[Element position data]
● ● ● ● ●

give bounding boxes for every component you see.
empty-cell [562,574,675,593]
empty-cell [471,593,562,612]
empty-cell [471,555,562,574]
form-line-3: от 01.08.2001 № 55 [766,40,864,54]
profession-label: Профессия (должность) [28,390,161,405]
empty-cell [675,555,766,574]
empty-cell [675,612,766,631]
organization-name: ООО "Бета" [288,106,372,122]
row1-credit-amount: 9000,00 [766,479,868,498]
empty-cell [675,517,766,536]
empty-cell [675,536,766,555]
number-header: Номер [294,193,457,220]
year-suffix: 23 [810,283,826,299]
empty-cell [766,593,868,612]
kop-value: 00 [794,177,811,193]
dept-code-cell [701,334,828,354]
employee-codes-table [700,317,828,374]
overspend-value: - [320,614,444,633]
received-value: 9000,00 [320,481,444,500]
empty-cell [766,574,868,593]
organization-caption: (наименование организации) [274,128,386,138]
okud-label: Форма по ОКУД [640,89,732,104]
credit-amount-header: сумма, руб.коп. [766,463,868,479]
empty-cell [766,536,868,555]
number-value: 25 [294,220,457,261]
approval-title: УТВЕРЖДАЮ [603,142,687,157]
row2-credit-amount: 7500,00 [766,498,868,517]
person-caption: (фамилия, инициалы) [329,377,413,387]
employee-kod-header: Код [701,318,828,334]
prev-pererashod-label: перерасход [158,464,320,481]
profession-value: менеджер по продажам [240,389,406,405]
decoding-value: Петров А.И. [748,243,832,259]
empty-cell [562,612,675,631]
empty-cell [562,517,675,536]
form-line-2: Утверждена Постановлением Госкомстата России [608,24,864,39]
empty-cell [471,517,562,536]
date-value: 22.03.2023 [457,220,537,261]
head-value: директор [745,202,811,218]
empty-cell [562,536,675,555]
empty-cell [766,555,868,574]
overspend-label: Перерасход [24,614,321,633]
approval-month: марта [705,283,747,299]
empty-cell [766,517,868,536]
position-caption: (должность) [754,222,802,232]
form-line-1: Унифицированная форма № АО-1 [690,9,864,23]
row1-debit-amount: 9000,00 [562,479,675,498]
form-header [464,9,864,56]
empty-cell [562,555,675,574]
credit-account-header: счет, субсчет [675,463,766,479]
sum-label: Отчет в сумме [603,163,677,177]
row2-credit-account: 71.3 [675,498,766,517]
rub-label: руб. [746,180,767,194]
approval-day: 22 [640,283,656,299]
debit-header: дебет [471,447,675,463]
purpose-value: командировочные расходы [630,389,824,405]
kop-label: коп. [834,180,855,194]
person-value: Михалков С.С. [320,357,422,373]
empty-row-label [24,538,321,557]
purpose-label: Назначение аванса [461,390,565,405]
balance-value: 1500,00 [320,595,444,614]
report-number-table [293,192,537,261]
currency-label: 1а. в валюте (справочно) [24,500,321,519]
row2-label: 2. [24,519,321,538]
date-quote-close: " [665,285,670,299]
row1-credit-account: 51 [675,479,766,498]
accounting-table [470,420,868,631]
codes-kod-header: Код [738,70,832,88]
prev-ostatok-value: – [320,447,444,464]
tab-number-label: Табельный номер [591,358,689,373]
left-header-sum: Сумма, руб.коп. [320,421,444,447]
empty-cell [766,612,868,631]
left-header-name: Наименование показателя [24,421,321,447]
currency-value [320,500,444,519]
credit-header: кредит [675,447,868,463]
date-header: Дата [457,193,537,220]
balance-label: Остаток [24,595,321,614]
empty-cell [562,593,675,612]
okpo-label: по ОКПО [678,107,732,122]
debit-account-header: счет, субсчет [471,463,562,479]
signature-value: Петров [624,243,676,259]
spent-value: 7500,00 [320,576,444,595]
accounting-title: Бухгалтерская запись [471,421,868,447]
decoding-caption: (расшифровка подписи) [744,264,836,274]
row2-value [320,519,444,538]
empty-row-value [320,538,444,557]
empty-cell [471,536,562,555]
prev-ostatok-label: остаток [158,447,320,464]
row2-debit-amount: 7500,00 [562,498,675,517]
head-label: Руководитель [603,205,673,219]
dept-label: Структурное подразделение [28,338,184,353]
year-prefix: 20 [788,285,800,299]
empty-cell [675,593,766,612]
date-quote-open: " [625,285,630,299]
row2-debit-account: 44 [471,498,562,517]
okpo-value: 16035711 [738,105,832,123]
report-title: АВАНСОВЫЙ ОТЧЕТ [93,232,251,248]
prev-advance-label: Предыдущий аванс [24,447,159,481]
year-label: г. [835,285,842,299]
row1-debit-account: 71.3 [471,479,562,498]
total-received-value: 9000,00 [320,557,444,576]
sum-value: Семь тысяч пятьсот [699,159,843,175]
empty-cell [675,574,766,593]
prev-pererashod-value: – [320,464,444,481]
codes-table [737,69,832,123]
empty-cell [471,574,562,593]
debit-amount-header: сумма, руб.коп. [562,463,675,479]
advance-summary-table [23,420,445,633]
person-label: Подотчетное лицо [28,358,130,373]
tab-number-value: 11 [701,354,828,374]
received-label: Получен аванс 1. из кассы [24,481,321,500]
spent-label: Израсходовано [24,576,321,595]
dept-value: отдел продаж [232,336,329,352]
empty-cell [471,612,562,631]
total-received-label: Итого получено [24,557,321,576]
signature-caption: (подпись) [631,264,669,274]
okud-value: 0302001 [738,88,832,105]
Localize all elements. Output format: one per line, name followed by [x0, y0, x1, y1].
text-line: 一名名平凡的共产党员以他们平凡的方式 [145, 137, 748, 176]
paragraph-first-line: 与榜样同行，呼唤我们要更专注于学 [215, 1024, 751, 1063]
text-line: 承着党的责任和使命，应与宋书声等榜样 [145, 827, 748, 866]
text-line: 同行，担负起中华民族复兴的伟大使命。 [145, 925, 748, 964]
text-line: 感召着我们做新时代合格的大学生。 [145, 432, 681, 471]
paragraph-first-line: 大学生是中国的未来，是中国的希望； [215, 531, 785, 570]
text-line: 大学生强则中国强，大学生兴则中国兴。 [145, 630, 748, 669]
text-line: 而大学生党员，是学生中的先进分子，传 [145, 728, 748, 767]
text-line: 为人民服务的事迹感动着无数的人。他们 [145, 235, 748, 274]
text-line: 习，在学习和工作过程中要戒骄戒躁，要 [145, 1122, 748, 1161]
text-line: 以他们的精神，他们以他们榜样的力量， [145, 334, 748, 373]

● ● ● ● ●

§ REQUIRED TASK:
Please copy every line of the listing above word for word, keeping each line unchanged.

§ THE REPLY:
give bounding boxes for every component you see.
empty-cell [562,574,675,593]
empty-cell [471,593,562,612]
empty-cell [471,555,562,574]
form-line-3: от 01.08.2001 № 55 [766,40,864,54]
profession-label: Профессия (должность) [28,390,161,405]
empty-cell [675,555,766,574]
empty-cell [675,612,766,631]
organization-name: ООО "Бета" [288,106,372,122]
row1-credit-amount: 9000,00 [766,479,868,498]
empty-cell [675,517,766,536]
empty-cell [675,536,766,555]
number-header: Номер [294,193,457,220]
year-suffix: 23 [810,283,826,299]
empty-cell [766,593,868,612]
kop-value: 00 [794,177,811,193]
dept-code-cell [701,334,828,354]
employee-codes-table [700,317,828,374]
overspend-value: - [320,614,444,633]
received-value: 9000,00 [320,481,444,500]
empty-cell [766,574,868,593]
organization-caption: (наименование организации) [274,128,386,138]
okud-label: Форма по ОКУД [640,89,732,104]
credit-amount-header: сумма, руб.коп. [766,463,868,479]
empty-cell [766,536,868,555]
number-value: 25 [294,220,457,261]
approval-title: УТВЕРЖДАЮ [603,142,687,157]
row2-credit-amount: 7500,00 [766,498,868,517]
person-caption: (фамилия, инициалы) [329,377,413,387]
employee-kod-header: Код [701,318,828,334]
prev-pererashod-label: перерасход [158,464,320,481]
profession-value: менеджер по продажам [240,389,406,405]
decoding-value: Петров А.И. [748,243,832,259]
empty-cell [562,612,675,631]
empty-cell [562,517,675,536]
form-line-2: Утверждена Постановлением Госкомстата России [608,24,864,39]
empty-cell [471,517,562,536]
date-value: 22.03.2023 [457,220,537,261]
head-value: директор [745,202,811,218]
empty-cell [562,536,675,555]
empty-cell [766,555,868,574]
overspend-label: Перерасход [24,614,321,633]
approval-month: марта [705,283,747,299]
empty-cell [766,517,868,536]
position-caption: (должность) [754,222,802,232]
form-line-1: Унифицированная форма № АО-1 [690,9,864,23]
row1-debit-amount: 9000,00 [562,479,675,498]
form-header [464,9,864,56]
empty-cell [562,555,675,574]
credit-account-header: счет, субсчет [675,463,766,479]
sum-label: Отчет в сумме [603,163,677,177]
row2-credit-account: 71.3 [675,498,766,517]
rub-label: руб. [746,180,767,194]
approval-day: 22 [640,283,656,299]
debit-header: дебет [471,447,675,463]
purpose-value: командировочные расходы [630,389,824,405]
kop-label: коп. [834,180,855,194]
person-value: Михалков С.С. [320,357,422,373]
empty-row-label [24,538,321,557]
purpose-label: Назначение аванса [461,390,565,405]
balance-value: 1500,00 [320,595,444,614]
report-number-table [293,192,537,261]
currency-label: 1а. в валюте (справочно) [24,500,321,519]
row2-label: 2. [24,519,321,538]
date-quote-close: " [665,285,670,299]
row1-credit-account: 51 [675,479,766,498]
accounting-table [470,420,868,631]
codes-kod-header: Код [738,70,832,88]
prev-ostatok-value: – [320,447,444,464]
tab-number-label: Табельный номер [591,358,689,373]
left-header-sum: Сумма, руб.коп. [320,421,444,447]
empty-cell [766,612,868,631]
left-header-name: Наименование показателя [24,421,321,447]
currency-value [320,500,444,519]
credit-header: кредит [675,447,868,463]
date-header: Дата [457,193,537,220]
balance-label: Остаток [24,595,321,614]
empty-cell [562,593,675,612]
okpo-label: по ОКПО [678,107,732,122]
debit-account-header: счет, субсчет [471,463,562,479]
signature-value: Петров [624,243,676,259]
spent-value: 7500,00 [320,576,444,595]
accounting-title: Бухгалтерская запись [471,421,868,447]
decoding-caption: (расшифровка подписи) [744,264,836,274]
row2-value [320,519,444,538]
empty-row-value [320,538,444,557]
empty-cell [471,536,562,555]
prev-ostatok-label: остаток [158,447,320,464]
row2-debit-amount: 7500,00 [562,498,675,517]
head-label: Руководитель [603,205,673,219]
dept-label: Структурное подразделение [28,338,184,353]
year-prefix: 20 [788,285,800,299]
empty-cell [675,593,766,612]
date-quote-open: " [625,285,630,299]
row2-debit-account: 44 [471,498,562,517]
okpo-value: 16035711 [738,105,832,123]
report-title: АВАНСОВЫЙ ОТЧЕТ [93,232,251,248]
prev-advance-label: Предыдущий аванс [24,447,159,481]
year-label: г. [835,285,842,299]
row1-debit-account: 71.3 [471,479,562,498]
total-received-value: 9000,00 [320,557,444,576]
sum-value: Семь тысяч пятьсот [699,159,843,175]
empty-cell [675,574,766,593]
prev-pererashod-value: – [320,464,444,481]
codes-table [737,69,832,123]
empty-cell [471,574,562,593]
debit-amount-header: сумма, руб.коп. [562,463,675,479]
advance-summary-table [23,420,445,633]
person-label: Подотчетное лицо [28,358,130,373]
tab-number-value: 11 [701,354,828,374]
received-label: Получен аванс 1. из кассы [24,481,321,500]
spent-label: Израсходовано [24,576,321,595]
dept-value: отдел продаж [232,336,329,352]
empty-cell [471,612,562,631]
total-received-label: Итого получено [24,557,321,576]
signature-caption: (подпись) [631,264,669,274]
okud-value: 0302001 [738,88,832,105]
Localize all elements. Output format: one per line, name followed by [x0, y0, x1, y1].
text-line: 一名名平凡的共产党员以他们平凡的方式 [145, 137, 748, 176]
paragraph-first-line: 与榜样同行，呼唤我们要更专注于学 [215, 1024, 751, 1063]
text-line: 承着党的责任和使命，应与宋书声等榜样 [145, 827, 748, 866]
text-line: 同行，担负起中华民族复兴的伟大使命。 [145, 925, 748, 964]
text-line: 感召着我们做新时代合格的大学生。 [145, 432, 681, 471]
paragraph-first-line: 大学生是中国的未来，是中国的希望； [215, 531, 785, 570]
text-line: 大学生强则中国强，大学生兴则中国兴。 [145, 630, 748, 669]
text-line: 而大学生党员，是学生中的先进分子，传 [145, 728, 748, 767]
text-line: 为人民服务的事迹感动着无数的人。他们 [145, 235, 748, 274]
text-line: 习，在学习和工作过程中要戒骄戒躁，要 [145, 1122, 748, 1161]
text-line: 以他们的精神，他们以他们榜样的力量， [145, 334, 748, 373]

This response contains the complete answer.